##### DATA SHOWN #####

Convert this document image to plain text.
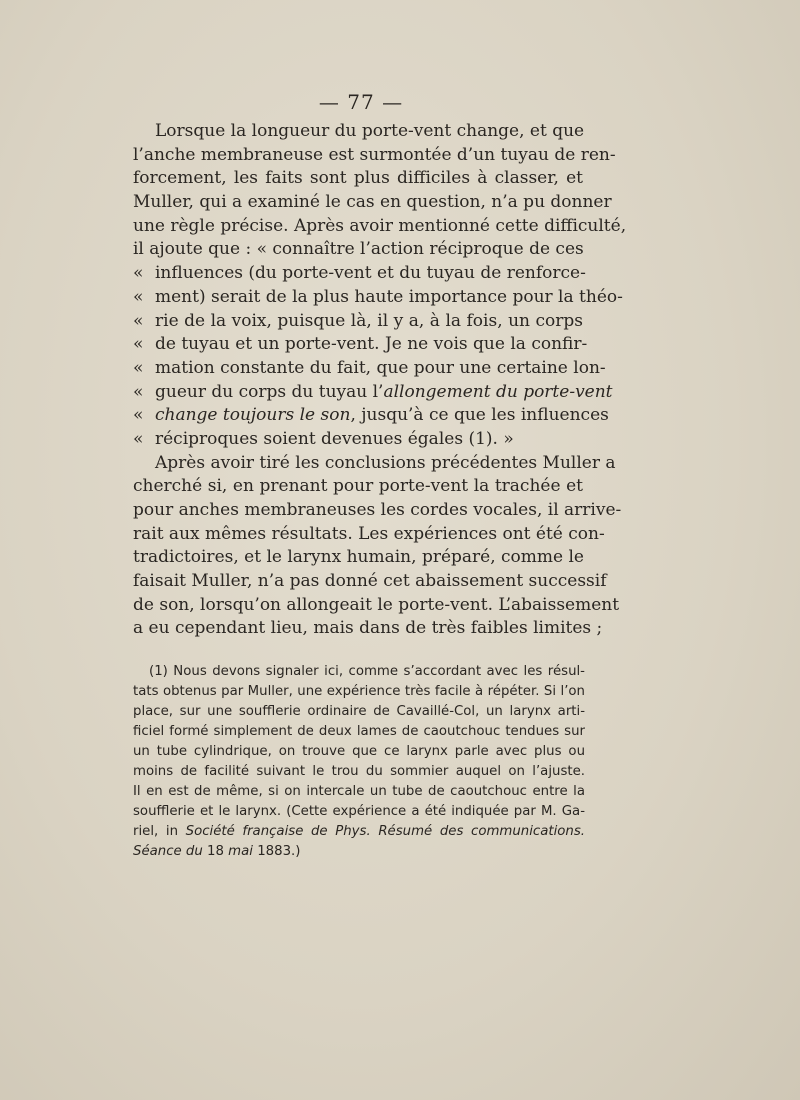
— 77 —
Lorsque la longueur du porte-vent change, et que
l’anche membraneuse est surmontée d’un tuyau de ren-
forcement, les faits sont plus difficiles à classer, et
Muller, qui a examiné le cas en question, n’a pu donner
une règle précise. Après avoir mentionné cette difficulté,
il ajoute que : « connaître l’action réciproque de ces
« influences (du porte-vent et du tuyau de renforce-
« ment) serait de la plus haute importance pour la théo-
« rie de la voix, puisque là, il y a, à la fois, un corps
« de tuyau et un porte-vent. Je ne vois que la confir-
« mation constante du fait, que pour une certaine lon-
« gueur du corps du tuyau l’allongement du porte-vent
« change toujours le son, jusqu’à ce que les influences
« réciproques soient devenues égales (1). »
Après avoir tiré les conclusions précédentes Muller a
cherché si, en prenant pour porte-vent la trachée et
pour anches membraneuses les cordes vocales, il arrive-
rait aux mêmes résultats. Les expériences ont été con-
tradictoires, et le larynx humain, préparé, comme le
faisait Muller, n’a pas donné cet abaissement successif
de son, lorsqu’on allongeait le porte-vent. L’abaissement
a eu cependant lieu, mais dans de très faibles limites ;
(1) Nous devons signaler ici, comme s’accordant avec les résul-
tats obtenus par Muller, une expérience très facile à répéter. Si l’on
place, sur une soufflerie ordinaire de Cavaillé-Col, un larynx arti-
ficiel formé simplement de deux lames de caoutchouc tendues sur
un tube cylindrique, on trouve que ce larynx parle avec plus ou
moins de facilité suivant le trou du sommier auquel on l’ajuste.
Il en est de même, si on intercale un tube de caoutchouc entre la
soufflerie et le larynx. (Cette expérience a été indiquée par M. Ga-
riel, in Société française de Phys. Résumé des communications.
Séance du 18 mai 1883.)
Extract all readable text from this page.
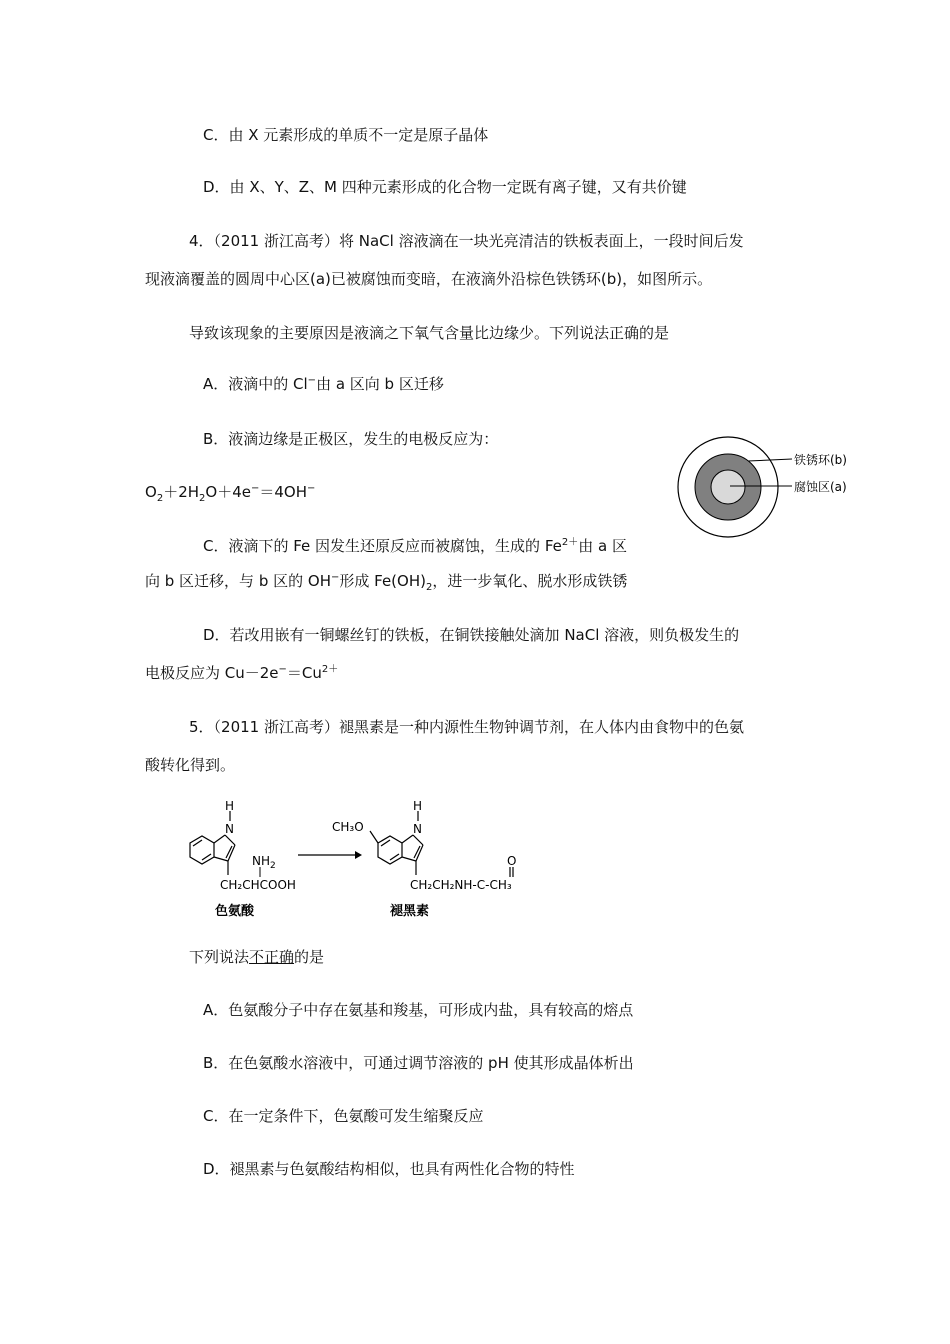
C．由 X 元素形成的单质不一定是原子晶体
D．由 X、Y、Z、M 四种元素形成的化合物一定既有离子键，又有共价键
4．（2011 浙江高考）将 NaCl 溶液滴在一块光亮清洁的铁板表面上，一段时间后发
现液滴覆盖的圆周中心区(a)已被腐蚀而变暗，在液滴外沿棕色铁锈环(b)，如图所示。
导致该现象的主要原因是液滴之下氧气含量比边缘少。下列说法正确的是
A．液滴中的 Cl−由 a 区向 b 区迁移
B．液滴边缘是正极区，发生的电极反应为：
$O_2+2H_2O+4e^-=4OH^-$
C．液滴下的 Fe 因发生还原反应而被腐蚀，生成的 $Fe^{2+}$由 a 区
向 b 区迁移，与 b 区的 OH−形成 $Fe(OH)_2$，进一步氧化、脱水形成铁锈
D．若改用嵌有一铜螺丝钉的铁板，在铜铁接触处滴加 NaCl 溶液，则负极发生的
电极反应为 $Cu-2e^-=Cu^{2+}$
铁锈环(b)
腐蚀区(a)
5．（2011 浙江高考）褪黑素是一种内源性生物钟调节剂，在人体内由食物中的色氨
酸转化得到。
H
N
$NH_2$
CH₂CHCOOH
色氨酸
CH₃O
H
N
O
CH₂CH₂NH-C-CH₃
褪黑素
下列说法不正确的是
A．色氨酸分子中存在氨基和羧基，可形成内盐，具有较高的熔点
B．在色氨酸水溶液中，可通过调节溶液的 pH 使其形成晶体析出
C．在一定条件下，色氨酸可发生缩聚反应
D．褪黑素与色氨酸结构相似，也具有两性化合物的特性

#####

> [WHAT THE TASK ASKS]
Only lines with the word "this" are wanted, so copy each one from the records.

> [RIGHT ANSWER]
Convert this document image to plain text.
Extract all readable text from this page.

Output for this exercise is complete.